▶ [EXERCISE AIM]
Write the material out again exactly.
□ □ □
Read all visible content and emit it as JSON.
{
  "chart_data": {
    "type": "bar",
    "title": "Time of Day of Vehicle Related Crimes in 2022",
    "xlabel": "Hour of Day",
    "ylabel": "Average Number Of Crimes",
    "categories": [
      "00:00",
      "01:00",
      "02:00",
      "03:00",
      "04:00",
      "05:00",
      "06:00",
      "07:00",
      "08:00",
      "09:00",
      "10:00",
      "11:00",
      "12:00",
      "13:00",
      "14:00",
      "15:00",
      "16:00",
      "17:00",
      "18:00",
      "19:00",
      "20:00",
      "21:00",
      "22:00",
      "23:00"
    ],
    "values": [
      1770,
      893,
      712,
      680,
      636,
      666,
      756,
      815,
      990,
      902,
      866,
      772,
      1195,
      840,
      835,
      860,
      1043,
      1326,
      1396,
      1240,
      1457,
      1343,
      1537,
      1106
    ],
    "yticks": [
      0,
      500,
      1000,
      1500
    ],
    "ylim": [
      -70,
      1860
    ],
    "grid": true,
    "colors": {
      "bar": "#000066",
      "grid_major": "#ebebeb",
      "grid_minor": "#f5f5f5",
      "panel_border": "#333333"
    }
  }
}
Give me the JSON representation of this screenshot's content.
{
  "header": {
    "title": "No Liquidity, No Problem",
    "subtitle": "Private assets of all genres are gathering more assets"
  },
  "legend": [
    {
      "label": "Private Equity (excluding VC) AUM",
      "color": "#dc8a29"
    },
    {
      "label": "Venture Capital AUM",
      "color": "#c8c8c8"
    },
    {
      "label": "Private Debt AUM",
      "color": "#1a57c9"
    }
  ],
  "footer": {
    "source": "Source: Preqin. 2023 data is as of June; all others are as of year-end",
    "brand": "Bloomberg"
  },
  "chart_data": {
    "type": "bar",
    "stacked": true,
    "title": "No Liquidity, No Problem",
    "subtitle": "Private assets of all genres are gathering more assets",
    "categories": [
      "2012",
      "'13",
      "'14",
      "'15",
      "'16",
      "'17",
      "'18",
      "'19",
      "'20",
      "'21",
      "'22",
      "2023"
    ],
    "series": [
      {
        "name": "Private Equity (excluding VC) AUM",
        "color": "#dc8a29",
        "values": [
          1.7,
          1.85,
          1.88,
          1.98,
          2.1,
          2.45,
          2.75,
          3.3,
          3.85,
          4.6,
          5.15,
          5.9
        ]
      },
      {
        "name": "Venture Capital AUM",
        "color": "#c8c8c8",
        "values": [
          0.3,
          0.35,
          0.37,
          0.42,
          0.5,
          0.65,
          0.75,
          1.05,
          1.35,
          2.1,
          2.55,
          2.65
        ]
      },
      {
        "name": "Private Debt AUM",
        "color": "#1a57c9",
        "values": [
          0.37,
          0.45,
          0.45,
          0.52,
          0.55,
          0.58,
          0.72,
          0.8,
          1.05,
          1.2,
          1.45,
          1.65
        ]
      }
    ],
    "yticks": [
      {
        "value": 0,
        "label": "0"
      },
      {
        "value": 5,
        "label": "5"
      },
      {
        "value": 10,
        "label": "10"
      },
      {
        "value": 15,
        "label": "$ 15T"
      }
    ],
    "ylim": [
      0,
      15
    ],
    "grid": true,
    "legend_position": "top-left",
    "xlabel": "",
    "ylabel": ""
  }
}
□ □ □
▶ [FULL OUTPUT]
Read all visible content and emit it as JSON.
{
  "chart_data": {
    "type": "bar",
    "title": "Time of Day of Vehicle Related Crimes in 2022",
    "xlabel": "Hour of Day",
    "ylabel": "Average Number Of Crimes",
    "categories": [
      "00:00",
      "01:00",
      "02:00",
      "03:00",
      "04:00",
      "05:00",
      "06:00",
      "07:00",
      "08:00",
      "09:00",
      "10:00",
      "11:00",
      "12:00",
      "13:00",
      "14:00",
      "15:00",
      "16:00",
      "17:00",
      "18:00",
      "19:00",
      "20:00",
      "21:00",
      "22:00",
      "23:00"
    ],
    "values": [
      1770,
      893,
      712,
      680,
      636,
      666,
      756,
      815,
      990,
      902,
      866,
      772,
      1195,
      840,
      835,
      860,
      1043,
      1326,
      1396,
      1240,
      1457,
      1343,
      1537,
      1106
    ],
    "yticks": [
      0,
      500,
      1000,
      1500
    ],
    "ylim": [
      -70,
      1860
    ],
    "grid": true,
    "colors": {
      "bar": "#000066",
      "grid_major": "#ebebeb",
      "grid_minor": "#f5f5f5",
      "panel_border": "#333333"
    }
  }
}
Give me the JSON representation of this screenshot's content.
{
  "header": {
    "title": "No Liquidity, No Problem",
    "subtitle": "Private assets of all genres are gathering more assets"
  },
  "legend": [
    {
      "label": "Private Equity (excluding VC) AUM",
      "color": "#dc8a29"
    },
    {
      "label": "Venture Capital AUM",
      "color": "#c8c8c8"
    },
    {
      "label": "Private Debt AUM",
      "color": "#1a57c9"
    }
  ],
  "footer": {
    "source": "Source: Preqin. 2023 data is as of June; all others are as of year-end",
    "brand": "Bloomberg"
  },
  "chart_data": {
    "type": "bar",
    "stacked": true,
    "title": "No Liquidity, No Problem",
    "subtitle": "Private assets of all genres are gathering more assets",
    "categories": [
      "2012",
      "'13",
      "'14",
      "'15",
      "'16",
      "'17",
      "'18",
      "'19",
      "'20",
      "'21",
      "'22",
      "2023"
    ],
    "series": [
      {
        "name": "Private Equity (excluding VC) AUM",
        "color": "#dc8a29",
        "values": [
          1.7,
          1.85,
          1.88,
          1.98,
          2.1,
          2.45,
          2.75,
          3.3,
          3.85,
          4.6,
          5.15,
          5.9
        ]
      },
      {
        "name": "Venture Capital AUM",
        "color": "#c8c8c8",
        "values": [
          0.3,
          0.35,
          0.37,
          0.42,
          0.5,
          0.65,
          0.75,
          1.05,
          1.35,
          2.1,
          2.55,
          2.65
        ]
      },
      {
        "name": "Private Debt AUM",
        "color": "#1a57c9",
        "values": [
          0.37,
          0.45,
          0.45,
          0.52,
          0.55,
          0.58,
          0.72,
          0.8,
          1.05,
          1.2,
          1.45,
          1.65
        ]
      }
    ],
    "yticks": [
      {
        "value": 0,
        "label": "0"
      },
      {
        "value": 5,
        "label": "5"
      },
      {
        "value": 10,
        "label": "10"
      },
      {
        "value": 15,
        "label": "$ 15T"
      }
    ],
    "ylim": [
      0,
      15
    ],
    "grid": true,
    "legend_position": "top-left",
    "xlabel": "",
    "ylabel": ""
  }
}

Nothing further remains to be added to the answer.